> **Given instruction**
What follows is a set of entries. Give them again exactly, without the pictures.

□ □ □ □

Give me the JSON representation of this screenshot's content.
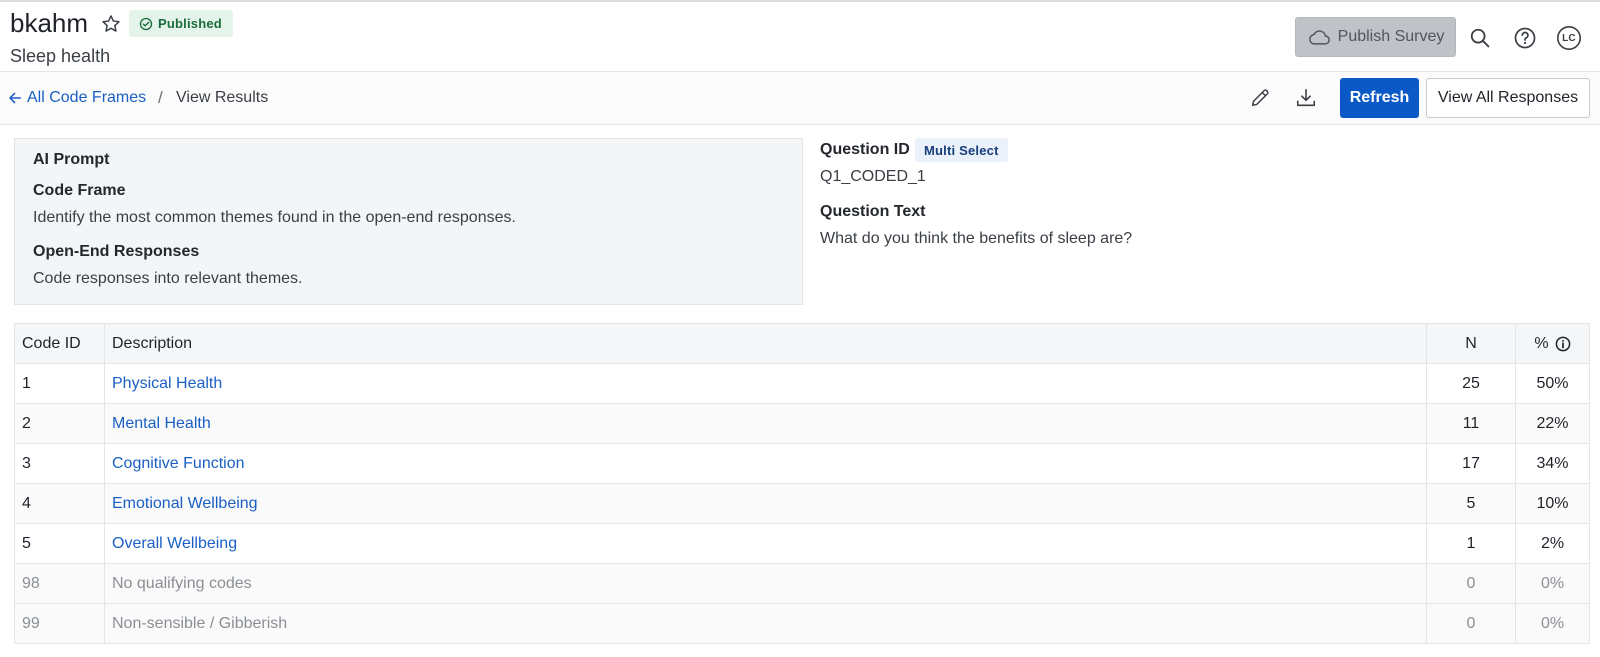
{
  "header": {
    "title": "bkahm",
    "subtitle": "Sleep health",
    "status_badge": "Published",
    "publish_label": "Publish Survey",
    "avatar_initials": "LC"
  },
  "toolbar": {
    "back_label": "All Code Frames",
    "separator": "/",
    "current": "View Results",
    "refresh_label": "Refresh",
    "view_all_label": "View All Responses"
  },
  "prompt": {
    "title": "AI Prompt",
    "code_frame_heading": "Code Frame",
    "code_frame_text": "Identify the most common themes found in the open-end responses.",
    "open_end_heading": "Open-End Responses",
    "open_end_text": "Code responses into relevant themes."
  },
  "question": {
    "id_label": "Question ID",
    "type_badge": "Multi Select",
    "id_value": "Q1_CODED_1",
    "text_label": "Question Text",
    "text_value": "What do you think the benefits of sleep are?"
  },
  "table": {
    "headers": {
      "code_id": "Code ID",
      "description": "Description",
      "n": "N",
      "pct": "%"
    },
    "rows": [
      {
        "code_id": "1",
        "description": "Physical Health",
        "n": "25",
        "pct": "50%"
      },
      {
        "code_id": "2",
        "description": "Mental Health",
        "n": "11",
        "pct": "22%"
      },
      {
        "code_id": "3",
        "description": "Cognitive Function",
        "n": "17",
        "pct": "34%"
      },
      {
        "code_id": "4",
        "description": "Emotional Wellbeing",
        "n": "5",
        "pct": "10%"
      },
      {
        "code_id": "5",
        "description": "Overall Wellbeing",
        "n": "1",
        "pct": "2%"
      },
      {
        "code_id": "98",
        "description": "No qualifying codes",
        "n": "0",
        "pct": "0%"
      },
      {
        "code_id": "99",
        "description": "Non-sensible / Gibberish",
        "n": "0",
        "pct": "0%"
      }
    ]
  },
  "colors": {
    "accent": "#0b59c7",
    "link": "#1a5fc4",
    "published_bg": "#e4f4ea",
    "published_text": "#1c6b3a",
    "muted_text": "#8a8f96"
  },
  "icons": [
    "star-icon",
    "check-circle-icon",
    "cloud-icon",
    "search-icon",
    "help-icon",
    "avatar",
    "arrow-left-icon",
    "pencil-icon",
    "download-icon",
    "info-icon"
  ]
}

□ □ □ □

> **Reply**
Give me the JSON representation of this screenshot's content.
{
  "header": {
    "title": "bkahm",
    "subtitle": "Sleep health",
    "status_badge": "Published",
    "publish_label": "Publish Survey",
    "avatar_initials": "LC"
  },
  "toolbar": {
    "back_label": "All Code Frames",
    "separator": "/",
    "current": "View Results",
    "refresh_label": "Refresh",
    "view_all_label": "View All Responses"
  },
  "prompt": {
    "title": "AI Prompt",
    "code_frame_heading": "Code Frame",
    "code_frame_text": "Identify the most common themes found in the open-end responses.",
    "open_end_heading": "Open-End Responses",
    "open_end_text": "Code responses into relevant themes."
  },
  "question": {
    "id_label": "Question ID",
    "type_badge": "Multi Select",
    "id_value": "Q1_CODED_1",
    "text_label": "Question Text",
    "text_value": "What do you think the benefits of sleep are?"
  },
  "table": {
    "headers": {
      "code_id": "Code ID",
      "description": "Description",
      "n": "N",
      "pct": "%"
    },
    "rows": [
      {
        "code_id": "1",
        "description": "Physical Health",
        "n": "25",
        "pct": "50%"
      },
      {
        "code_id": "2",
        "description": "Mental Health",
        "n": "11",
        "pct": "22%"
      },
      {
        "code_id": "3",
        "description": "Cognitive Function",
        "n": "17",
        "pct": "34%"
      },
      {
        "code_id": "4",
        "description": "Emotional Wellbeing",
        "n": "5",
        "pct": "10%"
      },
      {
        "code_id": "5",
        "description": "Overall Wellbeing",
        "n": "1",
        "pct": "2%"
      },
      {
        "code_id": "98",
        "description": "No qualifying codes",
        "n": "0",
        "pct": "0%"
      },
      {
        "code_id": "99",
        "description": "Non-sensible / Gibberish",
        "n": "0",
        "pct": "0%"
      }
    ]
  },
  "colors": {
    "accent": "#0b59c7",
    "link": "#1a5fc4",
    "published_bg": "#e4f4ea",
    "published_text": "#1c6b3a",
    "muted_text": "#8a8f96"
  },
  "icons": [
    "star-icon",
    "check-circle-icon",
    "cloud-icon",
    "search-icon",
    "help-icon",
    "avatar",
    "arrow-left-icon",
    "pencil-icon",
    "download-icon",
    "info-icon"
  ]
}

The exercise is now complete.